Find every line in the records below that contains "curve", and copy it.

┌─ PROVIDED DATA

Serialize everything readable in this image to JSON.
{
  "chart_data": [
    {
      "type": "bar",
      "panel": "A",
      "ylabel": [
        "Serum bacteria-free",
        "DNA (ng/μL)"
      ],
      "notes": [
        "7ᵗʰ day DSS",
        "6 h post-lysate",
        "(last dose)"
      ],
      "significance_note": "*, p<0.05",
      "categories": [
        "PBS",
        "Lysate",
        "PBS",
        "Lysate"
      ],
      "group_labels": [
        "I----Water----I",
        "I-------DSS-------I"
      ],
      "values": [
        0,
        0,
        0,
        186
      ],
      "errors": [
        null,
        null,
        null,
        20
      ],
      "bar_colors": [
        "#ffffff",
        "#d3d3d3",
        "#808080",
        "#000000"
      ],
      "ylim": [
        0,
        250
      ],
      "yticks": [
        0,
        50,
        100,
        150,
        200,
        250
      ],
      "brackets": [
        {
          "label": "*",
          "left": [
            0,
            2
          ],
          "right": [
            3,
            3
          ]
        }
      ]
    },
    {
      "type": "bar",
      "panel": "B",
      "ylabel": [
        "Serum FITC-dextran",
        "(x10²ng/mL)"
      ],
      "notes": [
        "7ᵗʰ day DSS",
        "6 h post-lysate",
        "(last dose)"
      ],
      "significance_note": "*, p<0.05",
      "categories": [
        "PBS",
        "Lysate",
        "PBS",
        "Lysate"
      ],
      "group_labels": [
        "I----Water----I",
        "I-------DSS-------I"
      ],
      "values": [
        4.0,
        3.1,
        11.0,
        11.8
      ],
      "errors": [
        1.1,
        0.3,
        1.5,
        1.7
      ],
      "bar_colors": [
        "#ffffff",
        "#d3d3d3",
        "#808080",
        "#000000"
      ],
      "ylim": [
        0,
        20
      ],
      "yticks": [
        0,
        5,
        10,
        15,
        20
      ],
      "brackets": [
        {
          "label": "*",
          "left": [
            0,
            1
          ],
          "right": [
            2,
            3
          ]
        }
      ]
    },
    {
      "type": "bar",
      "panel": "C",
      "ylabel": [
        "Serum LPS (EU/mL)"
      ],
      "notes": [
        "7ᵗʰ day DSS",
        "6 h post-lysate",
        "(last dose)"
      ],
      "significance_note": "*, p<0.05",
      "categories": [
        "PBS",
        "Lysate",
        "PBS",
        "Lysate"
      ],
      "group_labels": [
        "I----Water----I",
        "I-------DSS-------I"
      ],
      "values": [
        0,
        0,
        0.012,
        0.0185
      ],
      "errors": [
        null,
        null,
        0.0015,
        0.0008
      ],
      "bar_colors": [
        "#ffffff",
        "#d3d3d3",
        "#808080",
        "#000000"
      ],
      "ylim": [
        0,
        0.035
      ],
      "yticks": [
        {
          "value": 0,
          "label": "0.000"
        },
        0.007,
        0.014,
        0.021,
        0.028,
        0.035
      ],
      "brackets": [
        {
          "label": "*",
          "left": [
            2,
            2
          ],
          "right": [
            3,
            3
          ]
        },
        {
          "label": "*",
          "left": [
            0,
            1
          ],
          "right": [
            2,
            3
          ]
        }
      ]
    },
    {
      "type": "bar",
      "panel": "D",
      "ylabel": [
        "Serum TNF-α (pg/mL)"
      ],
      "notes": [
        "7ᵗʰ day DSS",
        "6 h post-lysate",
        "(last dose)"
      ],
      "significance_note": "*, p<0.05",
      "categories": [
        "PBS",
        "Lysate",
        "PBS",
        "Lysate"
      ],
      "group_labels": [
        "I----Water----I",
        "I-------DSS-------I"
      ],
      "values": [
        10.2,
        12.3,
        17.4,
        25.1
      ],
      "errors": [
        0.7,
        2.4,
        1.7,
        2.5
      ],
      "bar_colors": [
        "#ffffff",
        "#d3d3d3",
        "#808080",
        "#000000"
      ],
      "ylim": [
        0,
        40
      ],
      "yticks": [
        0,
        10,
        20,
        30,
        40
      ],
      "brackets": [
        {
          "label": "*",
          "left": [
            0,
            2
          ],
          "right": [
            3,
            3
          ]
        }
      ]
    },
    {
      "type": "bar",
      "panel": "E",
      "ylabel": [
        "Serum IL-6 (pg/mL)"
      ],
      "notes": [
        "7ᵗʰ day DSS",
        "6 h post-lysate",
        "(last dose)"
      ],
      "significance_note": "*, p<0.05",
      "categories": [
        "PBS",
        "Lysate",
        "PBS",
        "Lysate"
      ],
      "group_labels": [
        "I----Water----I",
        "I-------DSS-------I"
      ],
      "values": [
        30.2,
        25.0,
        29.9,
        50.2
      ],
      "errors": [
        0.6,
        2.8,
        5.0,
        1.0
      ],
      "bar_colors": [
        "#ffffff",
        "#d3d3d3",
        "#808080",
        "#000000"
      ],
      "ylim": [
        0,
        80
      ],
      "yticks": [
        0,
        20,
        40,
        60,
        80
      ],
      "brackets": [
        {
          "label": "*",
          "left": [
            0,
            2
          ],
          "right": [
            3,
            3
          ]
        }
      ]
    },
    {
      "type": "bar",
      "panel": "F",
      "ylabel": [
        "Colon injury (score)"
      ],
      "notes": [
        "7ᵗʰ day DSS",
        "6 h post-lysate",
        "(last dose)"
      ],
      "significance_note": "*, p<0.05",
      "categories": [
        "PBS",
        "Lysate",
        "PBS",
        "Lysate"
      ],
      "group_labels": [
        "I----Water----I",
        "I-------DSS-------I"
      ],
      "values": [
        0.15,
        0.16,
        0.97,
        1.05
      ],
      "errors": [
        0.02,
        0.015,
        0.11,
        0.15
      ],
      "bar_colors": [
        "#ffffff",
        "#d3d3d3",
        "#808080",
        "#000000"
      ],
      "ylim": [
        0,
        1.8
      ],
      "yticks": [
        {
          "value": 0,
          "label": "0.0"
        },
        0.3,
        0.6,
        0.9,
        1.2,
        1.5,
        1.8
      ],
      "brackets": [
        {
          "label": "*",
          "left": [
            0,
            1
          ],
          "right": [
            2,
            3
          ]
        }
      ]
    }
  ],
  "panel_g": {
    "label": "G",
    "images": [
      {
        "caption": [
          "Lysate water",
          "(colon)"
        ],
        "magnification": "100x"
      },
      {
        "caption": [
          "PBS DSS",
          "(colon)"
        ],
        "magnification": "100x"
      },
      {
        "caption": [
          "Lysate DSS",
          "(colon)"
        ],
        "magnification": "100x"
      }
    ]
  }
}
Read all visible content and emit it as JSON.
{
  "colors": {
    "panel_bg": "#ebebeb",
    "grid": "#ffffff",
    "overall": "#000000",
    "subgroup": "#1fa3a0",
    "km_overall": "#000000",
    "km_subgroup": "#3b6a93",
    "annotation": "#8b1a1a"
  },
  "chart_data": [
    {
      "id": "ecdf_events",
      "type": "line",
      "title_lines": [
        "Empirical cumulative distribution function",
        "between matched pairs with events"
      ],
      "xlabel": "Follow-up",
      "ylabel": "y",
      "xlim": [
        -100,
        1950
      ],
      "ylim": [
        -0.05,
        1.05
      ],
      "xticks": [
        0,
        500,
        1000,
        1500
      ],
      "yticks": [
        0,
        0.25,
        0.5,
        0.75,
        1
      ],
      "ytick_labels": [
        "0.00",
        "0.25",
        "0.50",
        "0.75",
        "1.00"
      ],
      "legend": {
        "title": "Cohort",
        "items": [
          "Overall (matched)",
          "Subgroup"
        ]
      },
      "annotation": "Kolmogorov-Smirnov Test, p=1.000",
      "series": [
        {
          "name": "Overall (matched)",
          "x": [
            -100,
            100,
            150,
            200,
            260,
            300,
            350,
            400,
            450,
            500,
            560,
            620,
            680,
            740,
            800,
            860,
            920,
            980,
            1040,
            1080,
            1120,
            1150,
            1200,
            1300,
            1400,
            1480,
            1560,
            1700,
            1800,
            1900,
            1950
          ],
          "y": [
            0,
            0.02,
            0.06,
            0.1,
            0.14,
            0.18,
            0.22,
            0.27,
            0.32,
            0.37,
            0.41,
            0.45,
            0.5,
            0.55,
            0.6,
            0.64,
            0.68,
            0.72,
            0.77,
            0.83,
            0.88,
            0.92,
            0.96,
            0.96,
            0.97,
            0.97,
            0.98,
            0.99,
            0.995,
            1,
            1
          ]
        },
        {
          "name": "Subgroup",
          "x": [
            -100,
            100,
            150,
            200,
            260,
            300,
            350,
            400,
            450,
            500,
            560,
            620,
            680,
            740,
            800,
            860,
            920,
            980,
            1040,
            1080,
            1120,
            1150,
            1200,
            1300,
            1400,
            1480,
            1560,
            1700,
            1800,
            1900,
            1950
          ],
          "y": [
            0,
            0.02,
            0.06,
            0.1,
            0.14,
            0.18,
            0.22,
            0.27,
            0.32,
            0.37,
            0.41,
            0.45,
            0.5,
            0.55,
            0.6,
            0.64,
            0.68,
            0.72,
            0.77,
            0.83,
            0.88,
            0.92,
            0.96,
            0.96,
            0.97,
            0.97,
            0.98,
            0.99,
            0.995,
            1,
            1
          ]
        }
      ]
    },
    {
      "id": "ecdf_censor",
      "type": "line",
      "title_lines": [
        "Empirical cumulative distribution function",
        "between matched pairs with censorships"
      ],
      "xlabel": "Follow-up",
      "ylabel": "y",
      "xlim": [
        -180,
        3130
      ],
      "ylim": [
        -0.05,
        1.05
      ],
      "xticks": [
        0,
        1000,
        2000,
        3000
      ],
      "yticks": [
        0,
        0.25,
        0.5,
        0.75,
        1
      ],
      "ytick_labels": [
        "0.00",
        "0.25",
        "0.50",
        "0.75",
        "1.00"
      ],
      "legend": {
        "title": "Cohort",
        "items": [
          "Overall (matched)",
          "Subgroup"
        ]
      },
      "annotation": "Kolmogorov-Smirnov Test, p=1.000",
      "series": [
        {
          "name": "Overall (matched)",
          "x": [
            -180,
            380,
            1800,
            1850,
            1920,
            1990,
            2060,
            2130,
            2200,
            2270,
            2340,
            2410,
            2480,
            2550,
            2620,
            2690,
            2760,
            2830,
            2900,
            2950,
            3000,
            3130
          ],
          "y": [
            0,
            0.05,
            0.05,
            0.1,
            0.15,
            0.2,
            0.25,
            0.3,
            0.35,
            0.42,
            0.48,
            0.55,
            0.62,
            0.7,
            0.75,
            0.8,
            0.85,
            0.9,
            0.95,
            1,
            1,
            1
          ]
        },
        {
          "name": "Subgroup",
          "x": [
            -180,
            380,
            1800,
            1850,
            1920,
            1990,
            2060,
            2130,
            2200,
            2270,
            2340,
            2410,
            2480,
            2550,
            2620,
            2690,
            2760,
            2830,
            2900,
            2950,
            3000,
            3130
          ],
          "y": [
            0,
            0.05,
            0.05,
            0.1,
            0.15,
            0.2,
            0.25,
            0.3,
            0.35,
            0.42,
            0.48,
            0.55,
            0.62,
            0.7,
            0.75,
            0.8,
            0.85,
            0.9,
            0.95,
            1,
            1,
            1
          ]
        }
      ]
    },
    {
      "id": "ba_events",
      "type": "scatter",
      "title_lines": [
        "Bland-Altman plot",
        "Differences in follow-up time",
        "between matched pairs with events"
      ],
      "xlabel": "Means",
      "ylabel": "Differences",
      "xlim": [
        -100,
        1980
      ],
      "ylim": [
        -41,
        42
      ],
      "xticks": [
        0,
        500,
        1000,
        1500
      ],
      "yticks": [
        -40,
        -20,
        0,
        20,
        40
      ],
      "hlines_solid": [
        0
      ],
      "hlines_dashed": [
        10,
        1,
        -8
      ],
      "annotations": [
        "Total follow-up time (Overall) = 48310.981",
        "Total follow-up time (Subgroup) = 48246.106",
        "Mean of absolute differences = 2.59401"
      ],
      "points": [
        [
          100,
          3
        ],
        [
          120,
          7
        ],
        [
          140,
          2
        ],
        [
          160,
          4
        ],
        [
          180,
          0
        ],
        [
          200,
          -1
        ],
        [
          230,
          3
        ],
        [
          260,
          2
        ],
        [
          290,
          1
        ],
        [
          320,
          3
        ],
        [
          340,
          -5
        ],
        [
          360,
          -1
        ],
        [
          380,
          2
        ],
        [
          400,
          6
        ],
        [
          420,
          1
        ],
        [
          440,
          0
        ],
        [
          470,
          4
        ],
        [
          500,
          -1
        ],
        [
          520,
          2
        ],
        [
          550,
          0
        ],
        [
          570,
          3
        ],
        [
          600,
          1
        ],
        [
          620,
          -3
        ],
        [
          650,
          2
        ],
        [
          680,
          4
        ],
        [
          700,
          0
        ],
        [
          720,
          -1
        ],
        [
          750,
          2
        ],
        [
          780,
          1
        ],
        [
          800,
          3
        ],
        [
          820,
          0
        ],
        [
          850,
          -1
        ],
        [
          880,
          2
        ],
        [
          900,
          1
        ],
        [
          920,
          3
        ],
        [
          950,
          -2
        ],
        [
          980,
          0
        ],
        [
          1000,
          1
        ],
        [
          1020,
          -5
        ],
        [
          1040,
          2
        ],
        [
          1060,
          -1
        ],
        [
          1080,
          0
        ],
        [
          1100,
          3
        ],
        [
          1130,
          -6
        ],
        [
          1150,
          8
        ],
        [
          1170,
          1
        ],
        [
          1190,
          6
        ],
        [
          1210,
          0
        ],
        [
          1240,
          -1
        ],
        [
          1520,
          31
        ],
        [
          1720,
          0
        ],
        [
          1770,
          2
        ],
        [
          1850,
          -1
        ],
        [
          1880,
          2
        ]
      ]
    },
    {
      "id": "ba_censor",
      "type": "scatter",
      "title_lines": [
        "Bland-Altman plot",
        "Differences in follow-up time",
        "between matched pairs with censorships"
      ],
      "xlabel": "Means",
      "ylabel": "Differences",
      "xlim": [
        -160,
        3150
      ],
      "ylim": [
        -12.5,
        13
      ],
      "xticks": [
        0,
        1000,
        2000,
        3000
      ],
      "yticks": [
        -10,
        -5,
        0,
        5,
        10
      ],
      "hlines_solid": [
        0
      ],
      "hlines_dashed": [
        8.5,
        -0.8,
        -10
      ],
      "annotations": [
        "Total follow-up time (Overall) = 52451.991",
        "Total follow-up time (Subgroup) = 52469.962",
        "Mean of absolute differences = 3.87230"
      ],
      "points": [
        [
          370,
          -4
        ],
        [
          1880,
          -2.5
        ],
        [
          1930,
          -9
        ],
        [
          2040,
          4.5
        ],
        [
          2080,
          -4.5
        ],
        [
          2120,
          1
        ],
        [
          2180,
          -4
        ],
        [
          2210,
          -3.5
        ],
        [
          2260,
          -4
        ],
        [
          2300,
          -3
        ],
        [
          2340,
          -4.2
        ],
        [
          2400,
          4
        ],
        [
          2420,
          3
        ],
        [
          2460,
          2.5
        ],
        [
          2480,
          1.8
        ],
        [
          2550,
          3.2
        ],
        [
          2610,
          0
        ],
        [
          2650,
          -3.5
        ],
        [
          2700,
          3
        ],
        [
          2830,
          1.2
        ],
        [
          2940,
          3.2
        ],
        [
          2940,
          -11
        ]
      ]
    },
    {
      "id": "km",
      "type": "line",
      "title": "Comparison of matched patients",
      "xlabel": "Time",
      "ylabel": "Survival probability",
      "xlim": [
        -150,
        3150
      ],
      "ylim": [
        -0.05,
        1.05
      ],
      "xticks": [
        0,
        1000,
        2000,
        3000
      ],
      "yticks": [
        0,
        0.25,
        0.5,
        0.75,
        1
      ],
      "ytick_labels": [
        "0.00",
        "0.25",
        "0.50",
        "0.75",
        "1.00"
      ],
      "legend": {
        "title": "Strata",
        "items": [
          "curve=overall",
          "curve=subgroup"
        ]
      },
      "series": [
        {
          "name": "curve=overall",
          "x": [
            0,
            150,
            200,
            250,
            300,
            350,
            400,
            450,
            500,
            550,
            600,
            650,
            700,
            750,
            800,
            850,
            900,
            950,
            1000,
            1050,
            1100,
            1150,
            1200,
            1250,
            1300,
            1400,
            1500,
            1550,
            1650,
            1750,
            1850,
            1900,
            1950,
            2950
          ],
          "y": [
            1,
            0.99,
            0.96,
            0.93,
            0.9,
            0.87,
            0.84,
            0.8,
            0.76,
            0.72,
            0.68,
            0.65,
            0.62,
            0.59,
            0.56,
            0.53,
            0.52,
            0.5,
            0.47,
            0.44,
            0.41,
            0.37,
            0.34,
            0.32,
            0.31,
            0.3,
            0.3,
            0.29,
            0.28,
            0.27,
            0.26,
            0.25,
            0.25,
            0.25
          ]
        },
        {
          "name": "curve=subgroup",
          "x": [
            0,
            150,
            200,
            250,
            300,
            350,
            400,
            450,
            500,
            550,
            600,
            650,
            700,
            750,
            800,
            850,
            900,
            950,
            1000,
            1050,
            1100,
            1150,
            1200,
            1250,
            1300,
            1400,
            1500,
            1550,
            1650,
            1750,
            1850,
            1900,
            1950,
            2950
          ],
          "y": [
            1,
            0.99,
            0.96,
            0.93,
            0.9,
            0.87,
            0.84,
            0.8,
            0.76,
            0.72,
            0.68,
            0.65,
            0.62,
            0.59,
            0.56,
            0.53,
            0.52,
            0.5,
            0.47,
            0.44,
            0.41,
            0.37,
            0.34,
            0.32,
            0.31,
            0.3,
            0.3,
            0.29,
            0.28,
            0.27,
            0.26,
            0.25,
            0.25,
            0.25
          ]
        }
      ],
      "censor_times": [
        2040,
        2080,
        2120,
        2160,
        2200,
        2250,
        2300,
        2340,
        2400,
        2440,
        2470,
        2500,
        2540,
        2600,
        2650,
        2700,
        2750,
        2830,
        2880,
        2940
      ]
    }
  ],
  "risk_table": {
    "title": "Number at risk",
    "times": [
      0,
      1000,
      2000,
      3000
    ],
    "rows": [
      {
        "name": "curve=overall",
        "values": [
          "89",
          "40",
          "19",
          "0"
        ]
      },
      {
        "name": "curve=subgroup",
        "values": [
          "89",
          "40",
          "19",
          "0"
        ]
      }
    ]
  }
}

└─

> _WRITTEN SOLUTION_
          "curve=overall",
          "curve=subgroup"
          "name": "curve=overall",
          "name": "curve=subgroup",
        "name": "curve=overall",
        "name": "curve=subgroup",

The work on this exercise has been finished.